**** Data to process ****
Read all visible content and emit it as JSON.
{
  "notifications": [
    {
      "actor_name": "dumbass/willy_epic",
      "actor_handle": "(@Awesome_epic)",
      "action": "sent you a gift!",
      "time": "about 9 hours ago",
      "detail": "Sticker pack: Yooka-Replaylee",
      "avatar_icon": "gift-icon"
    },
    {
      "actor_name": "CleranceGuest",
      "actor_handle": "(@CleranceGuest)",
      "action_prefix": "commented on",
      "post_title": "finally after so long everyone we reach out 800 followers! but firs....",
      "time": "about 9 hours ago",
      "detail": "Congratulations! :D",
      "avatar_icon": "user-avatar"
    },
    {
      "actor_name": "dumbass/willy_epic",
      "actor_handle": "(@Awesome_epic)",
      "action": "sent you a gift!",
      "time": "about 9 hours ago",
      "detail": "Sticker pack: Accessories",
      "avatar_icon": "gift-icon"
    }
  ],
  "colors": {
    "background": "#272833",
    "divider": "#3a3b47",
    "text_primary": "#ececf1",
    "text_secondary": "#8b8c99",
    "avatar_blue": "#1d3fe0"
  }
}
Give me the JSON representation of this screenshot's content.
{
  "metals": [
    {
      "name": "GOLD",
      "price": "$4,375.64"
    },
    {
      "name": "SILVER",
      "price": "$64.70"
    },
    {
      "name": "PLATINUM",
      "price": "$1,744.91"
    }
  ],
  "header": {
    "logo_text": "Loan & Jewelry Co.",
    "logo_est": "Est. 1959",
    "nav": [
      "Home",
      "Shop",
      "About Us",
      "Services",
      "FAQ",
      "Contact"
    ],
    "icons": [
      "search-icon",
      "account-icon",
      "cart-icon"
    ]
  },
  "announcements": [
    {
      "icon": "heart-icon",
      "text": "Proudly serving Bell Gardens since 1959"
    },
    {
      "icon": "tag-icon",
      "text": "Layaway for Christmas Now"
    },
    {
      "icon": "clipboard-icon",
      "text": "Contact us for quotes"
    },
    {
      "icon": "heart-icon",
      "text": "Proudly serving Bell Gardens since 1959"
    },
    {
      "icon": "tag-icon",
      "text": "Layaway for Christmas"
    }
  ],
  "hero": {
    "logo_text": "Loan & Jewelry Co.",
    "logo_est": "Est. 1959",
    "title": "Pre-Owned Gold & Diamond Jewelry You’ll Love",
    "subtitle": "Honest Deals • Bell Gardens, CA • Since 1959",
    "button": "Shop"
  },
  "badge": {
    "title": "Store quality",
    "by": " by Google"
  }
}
****
- Task instructions
Print the records above in full, exactly.

- The answer
Read all visible content and emit it as JSON.
{
  "notifications": [
    {
      "actor_name": "dumbass/willy_epic",
      "actor_handle": "(@Awesome_epic)",
      "action": "sent you a gift!",
      "time": "about 9 hours ago",
      "detail": "Sticker pack: Yooka-Replaylee",
      "avatar_icon": "gift-icon"
    },
    {
      "actor_name": "CleranceGuest",
      "actor_handle": "(@CleranceGuest)",
      "action_prefix": "commented on",
      "post_title": "finally after so long everyone we reach out 800 followers! but firs....",
      "time": "about 9 hours ago",
      "detail": "Congratulations! :D",
      "avatar_icon": "user-avatar"
    },
    {
      "actor_name": "dumbass/willy_epic",
      "actor_handle": "(@Awesome_epic)",
      "action": "sent you a gift!",
      "time": "about 9 hours ago",
      "detail": "Sticker pack: Accessories",
      "avatar_icon": "gift-icon"
    }
  ],
  "colors": {
    "background": "#272833",
    "divider": "#3a3b47",
    "text_primary": "#ececf1",
    "text_secondary": "#8b8c99",
    "avatar_blue": "#1d3fe0"
  }
}
Give me the JSON representation of this screenshot's content.
{
  "metals": [
    {
      "name": "GOLD",
      "price": "$4,375.64"
    },
    {
      "name": "SILVER",
      "price": "$64.70"
    },
    {
      "name": "PLATINUM",
      "price": "$1,744.91"
    }
  ],
  "header": {
    "logo_text": "Loan & Jewelry Co.",
    "logo_est": "Est. 1959",
    "nav": [
      "Home",
      "Shop",
      "About Us",
      "Services",
      "FAQ",
      "Contact"
    ],
    "icons": [
      "search-icon",
      "account-icon",
      "cart-icon"
    ]
  },
  "announcements": [
    {
      "icon": "heart-icon",
      "text": "Proudly serving Bell Gardens since 1959"
    },
    {
      "icon": "tag-icon",
      "text": "Layaway for Christmas Now"
    },
    {
      "icon": "clipboard-icon",
      "text": "Contact us for quotes"
    },
    {
      "icon": "heart-icon",
      "text": "Proudly serving Bell Gardens since 1959"
    },
    {
      "icon": "tag-icon",
      "text": "Layaway for Christmas"
    }
  ],
  "hero": {
    "logo_text": "Loan & Jewelry Co.",
    "logo_est": "Est. 1959",
    "title": "Pre-Owned Gold & Diamond Jewelry You’ll Love",
    "subtitle": "Honest Deals • Bell Gardens, CA • Since 1959",
    "button": "Shop"
  },
  "badge": {
    "title": "Store quality",
    "by": " by Google"
  }
}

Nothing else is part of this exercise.